[Figure content listings]
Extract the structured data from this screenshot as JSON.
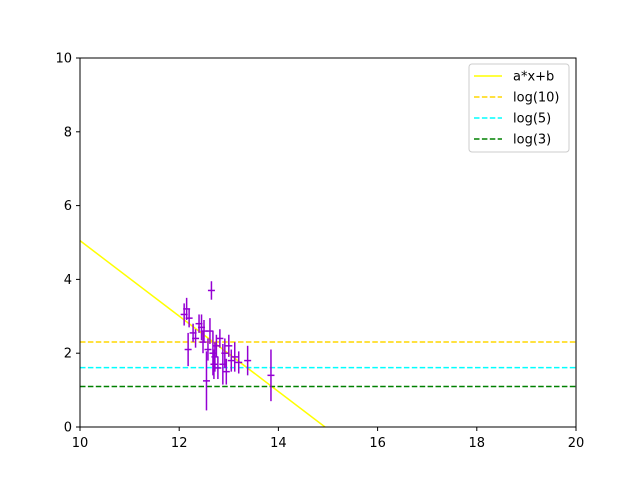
{
  "chart_data": {
    "type": "scatter",
    "title": "",
    "xlabel": "",
    "ylabel": "",
    "xlim": [
      10,
      20
    ],
    "ylim": [
      0,
      10
    ],
    "xticks": [
      "10",
      "12",
      "14",
      "16",
      "18",
      "20"
    ],
    "yticks": [
      "0",
      "2",
      "4",
      "6",
      "8",
      "10"
    ],
    "grid": false,
    "legend_position": "top-right",
    "series": [
      {
        "name": "a*x+b",
        "kind": "line",
        "color": "#ffff00",
        "style": "solid",
        "x": [
          10,
          14.94
        ],
        "y": [
          5.05,
          0
        ]
      },
      {
        "name": "log(10)",
        "kind": "hline",
        "color": "#ffd700",
        "style": "dashed",
        "y": 2.303
      },
      {
        "name": "log(5)",
        "kind": "hline",
        "color": "#00ffff",
        "style": "dashed",
        "y": 1.609
      },
      {
        "name": "log(3)",
        "kind": "hline",
        "color": "#008000",
        "style": "dashed",
        "y": 1.099
      },
      {
        "kind": "errorbar",
        "color": "#9400d3",
        "points": [
          {
            "x": 12.1,
            "y": 3.05,
            "err": 0.3
          },
          {
            "x": 12.15,
            "y": 3.2,
            "err": 0.3
          },
          {
            "x": 12.18,
            "y": 2.1,
            "err": 0.45
          },
          {
            "x": 12.2,
            "y": 2.95,
            "err": 0.25
          },
          {
            "x": 12.28,
            "y": 2.55,
            "err": 0.25
          },
          {
            "x": 12.33,
            "y": 2.4,
            "err": 0.25
          },
          {
            "x": 12.4,
            "y": 2.8,
            "err": 0.25
          },
          {
            "x": 12.45,
            "y": 2.7,
            "err": 0.35
          },
          {
            "x": 12.48,
            "y": 2.3,
            "err": 0.3
          },
          {
            "x": 12.5,
            "y": 2.6,
            "err": 0.3
          },
          {
            "x": 12.55,
            "y": 1.25,
            "err": 0.8
          },
          {
            "x": 12.58,
            "y": 2.1,
            "err": 0.3
          },
          {
            "x": 12.62,
            "y": 2.6,
            "err": 0.35
          },
          {
            "x": 12.65,
            "y": 3.7,
            "err": 0.25
          },
          {
            "x": 12.68,
            "y": 2.0,
            "err": 0.6
          },
          {
            "x": 12.7,
            "y": 1.7,
            "err": 0.4
          },
          {
            "x": 12.72,
            "y": 1.9,
            "err": 0.4
          },
          {
            "x": 12.75,
            "y": 2.2,
            "err": 0.3
          },
          {
            "x": 12.78,
            "y": 1.6,
            "err": 0.3
          },
          {
            "x": 12.82,
            "y": 2.4,
            "err": 0.25
          },
          {
            "x": 12.88,
            "y": 1.7,
            "err": 0.55
          },
          {
            "x": 12.92,
            "y": 2.0,
            "err": 0.4
          },
          {
            "x": 12.95,
            "y": 1.5,
            "err": 0.35
          },
          {
            "x": 13.0,
            "y": 2.2,
            "err": 0.3
          },
          {
            "x": 13.05,
            "y": 1.8,
            "err": 0.3
          },
          {
            "x": 13.12,
            "y": 1.9,
            "err": 0.4
          },
          {
            "x": 13.2,
            "y": 1.75,
            "err": 0.3
          },
          {
            "x": 13.38,
            "y": 1.8,
            "err": 0.4
          },
          {
            "x": 13.85,
            "y": 1.4,
            "err": 0.7
          }
        ]
      }
    ]
  }
}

§ **WHAT IS BEING ASKED**
Please list every line of the records that contains "name".

§ **RIGHT ANSWER**
        "name": "a*x+b",
        "name": "log(10)",
        "name": "log(5)",
        "name": "log(3)",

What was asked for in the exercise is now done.